# START OF Given passage

First off. Im jealous. I have no spave for an awesome setup like that!

I recall somewhere that someone adding water to their tanks had a gel like substance that was stringy formed on the water surface and went away after a few minutes. No harm was done and no one could figure out what it was... 
.. otherwise it looks like youve got everything down pat

Im curious. What grass do u have that is legal? It kinda stuck out at me.. doesnt look like anything illegal just curious


----------



## msawdey (Apr 6, 2009)

+1 to this... i did not do any of this (DOH!) and it was causing huge problems. I now mix with a bit of tap to get O2 and minerals into the RO



HD Blazingwolf said:


> well i can tell u its not temp
> my water temps drop between 4-10 degrees depending on how accurate my hand is feeling and how close attention i pay when filling up my buckets.. never had that cause algae
> 
> 
> ...


----------



## 150EH (Dec 6, 2004)

HD Blazingwolf said:


> First off. Im jealous. I have no spave for an awesome setup like that!
> 
> I recall somewhere that someone adding water to their tanks had a gel like substance that was stringy formed on the water surface and went away after a few minutes. No harm was done and no one could figure out what it was...
> .. otherwise it looks like youve got everything down pat
> ...


Thanks, I'm really liking the setup and my tank is getting super clean, but the strings of mystery showed up so quickly it was strange but the left just as quick.

# END OF Given passage

Goal ▸
In the forum thread, what does msawdey now mix into the RO water, and for what purpose?

# START OF Items

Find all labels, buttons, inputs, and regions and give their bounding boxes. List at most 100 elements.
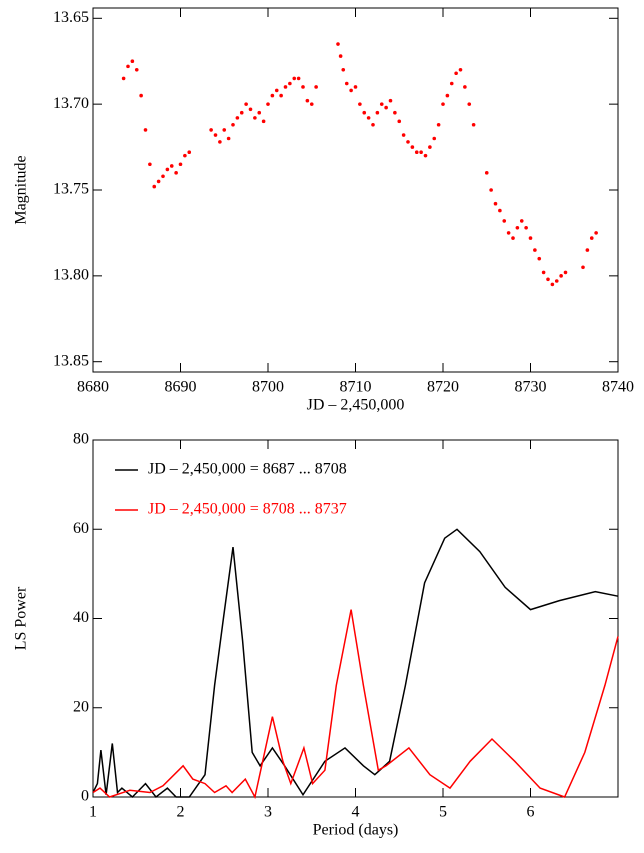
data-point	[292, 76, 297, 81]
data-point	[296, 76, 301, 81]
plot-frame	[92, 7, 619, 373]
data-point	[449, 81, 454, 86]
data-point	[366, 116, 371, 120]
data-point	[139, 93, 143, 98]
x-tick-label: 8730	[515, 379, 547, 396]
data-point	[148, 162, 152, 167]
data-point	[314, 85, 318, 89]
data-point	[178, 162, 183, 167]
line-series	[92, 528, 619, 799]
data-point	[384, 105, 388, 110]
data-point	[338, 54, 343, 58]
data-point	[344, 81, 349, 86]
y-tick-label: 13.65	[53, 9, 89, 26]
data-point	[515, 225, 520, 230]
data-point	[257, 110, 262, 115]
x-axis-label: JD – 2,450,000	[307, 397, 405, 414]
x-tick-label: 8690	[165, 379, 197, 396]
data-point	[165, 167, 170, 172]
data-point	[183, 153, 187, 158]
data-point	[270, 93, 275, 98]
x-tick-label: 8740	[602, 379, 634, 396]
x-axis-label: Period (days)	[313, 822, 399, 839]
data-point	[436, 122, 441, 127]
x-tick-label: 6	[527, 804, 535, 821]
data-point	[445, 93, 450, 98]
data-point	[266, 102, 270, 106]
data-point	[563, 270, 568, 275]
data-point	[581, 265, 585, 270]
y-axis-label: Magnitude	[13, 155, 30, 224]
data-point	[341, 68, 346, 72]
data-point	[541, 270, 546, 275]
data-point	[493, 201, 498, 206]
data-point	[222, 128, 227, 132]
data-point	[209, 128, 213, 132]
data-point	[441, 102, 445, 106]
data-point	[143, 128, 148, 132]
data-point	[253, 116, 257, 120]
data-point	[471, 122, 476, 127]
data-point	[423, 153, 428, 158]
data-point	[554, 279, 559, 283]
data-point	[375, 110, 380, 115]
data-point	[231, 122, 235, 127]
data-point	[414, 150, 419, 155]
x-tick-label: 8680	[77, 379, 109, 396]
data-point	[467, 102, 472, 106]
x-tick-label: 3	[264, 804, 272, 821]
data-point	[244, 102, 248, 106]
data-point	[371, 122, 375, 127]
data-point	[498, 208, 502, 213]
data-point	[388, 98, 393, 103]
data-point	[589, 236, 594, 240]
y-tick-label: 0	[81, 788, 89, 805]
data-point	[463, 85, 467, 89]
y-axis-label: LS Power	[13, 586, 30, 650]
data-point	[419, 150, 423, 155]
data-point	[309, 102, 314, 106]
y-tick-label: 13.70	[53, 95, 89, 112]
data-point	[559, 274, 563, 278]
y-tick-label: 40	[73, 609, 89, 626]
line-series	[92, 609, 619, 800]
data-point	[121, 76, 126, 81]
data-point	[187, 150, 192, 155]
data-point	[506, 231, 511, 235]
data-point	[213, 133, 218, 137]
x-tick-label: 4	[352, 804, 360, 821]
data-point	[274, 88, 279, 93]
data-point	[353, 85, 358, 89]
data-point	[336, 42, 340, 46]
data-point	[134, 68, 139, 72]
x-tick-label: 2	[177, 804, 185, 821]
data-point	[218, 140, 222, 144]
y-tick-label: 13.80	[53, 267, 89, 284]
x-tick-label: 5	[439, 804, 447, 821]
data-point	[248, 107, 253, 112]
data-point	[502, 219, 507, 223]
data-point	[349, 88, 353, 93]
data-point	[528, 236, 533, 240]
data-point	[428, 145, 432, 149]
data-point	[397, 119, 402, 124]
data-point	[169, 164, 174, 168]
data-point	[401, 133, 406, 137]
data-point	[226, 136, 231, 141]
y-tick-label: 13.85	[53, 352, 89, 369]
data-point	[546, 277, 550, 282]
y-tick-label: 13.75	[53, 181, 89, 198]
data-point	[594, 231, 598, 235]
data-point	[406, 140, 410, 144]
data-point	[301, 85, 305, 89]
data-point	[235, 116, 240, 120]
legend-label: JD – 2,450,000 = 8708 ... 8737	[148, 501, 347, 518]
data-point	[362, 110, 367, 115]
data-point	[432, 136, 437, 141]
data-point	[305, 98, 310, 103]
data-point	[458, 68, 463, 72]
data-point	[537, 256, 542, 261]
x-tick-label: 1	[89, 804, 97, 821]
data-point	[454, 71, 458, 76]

# END OF Items
# START OF Items

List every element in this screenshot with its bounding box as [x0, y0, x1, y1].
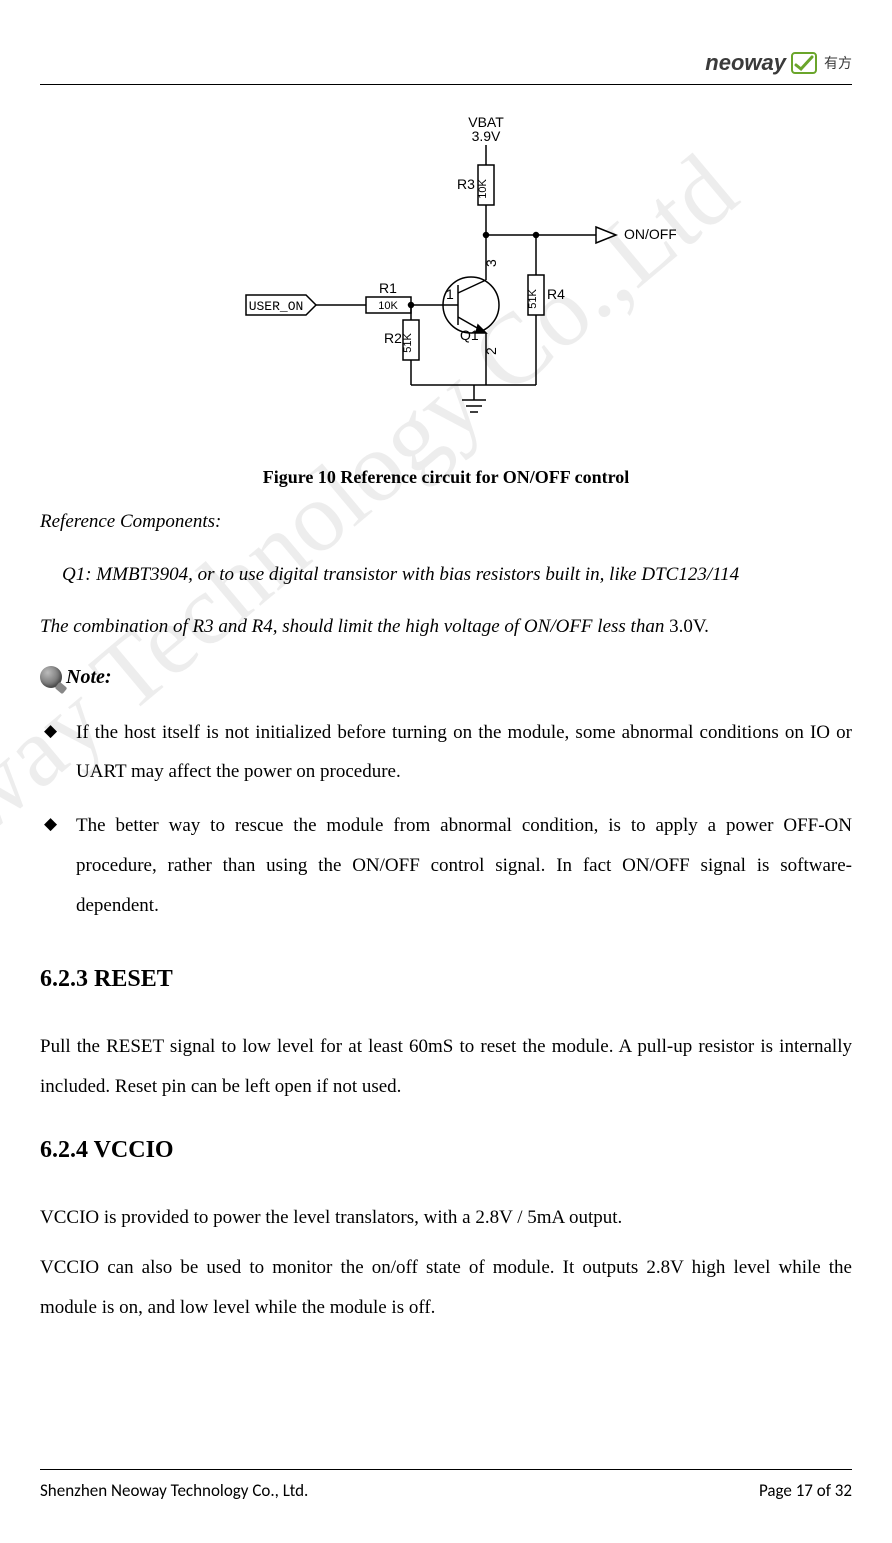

# END OF Items

Answer for the task ▸
A bit of tap water, to get O2 and minerals into the RO water.